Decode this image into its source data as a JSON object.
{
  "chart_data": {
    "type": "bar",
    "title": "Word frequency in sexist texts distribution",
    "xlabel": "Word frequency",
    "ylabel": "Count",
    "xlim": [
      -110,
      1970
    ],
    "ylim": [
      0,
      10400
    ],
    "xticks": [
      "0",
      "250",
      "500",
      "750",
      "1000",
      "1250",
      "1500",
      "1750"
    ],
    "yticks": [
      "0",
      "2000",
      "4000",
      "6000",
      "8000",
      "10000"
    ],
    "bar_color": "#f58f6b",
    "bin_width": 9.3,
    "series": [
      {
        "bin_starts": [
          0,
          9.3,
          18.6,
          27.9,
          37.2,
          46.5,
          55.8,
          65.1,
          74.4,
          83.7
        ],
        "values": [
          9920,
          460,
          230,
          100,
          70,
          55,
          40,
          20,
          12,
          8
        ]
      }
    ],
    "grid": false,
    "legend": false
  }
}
_ _ _ _ _
• _Task statement_
Check each line above for the string "frequency" and report how many lines have it, giving only the number.

• _Exercise answer_
2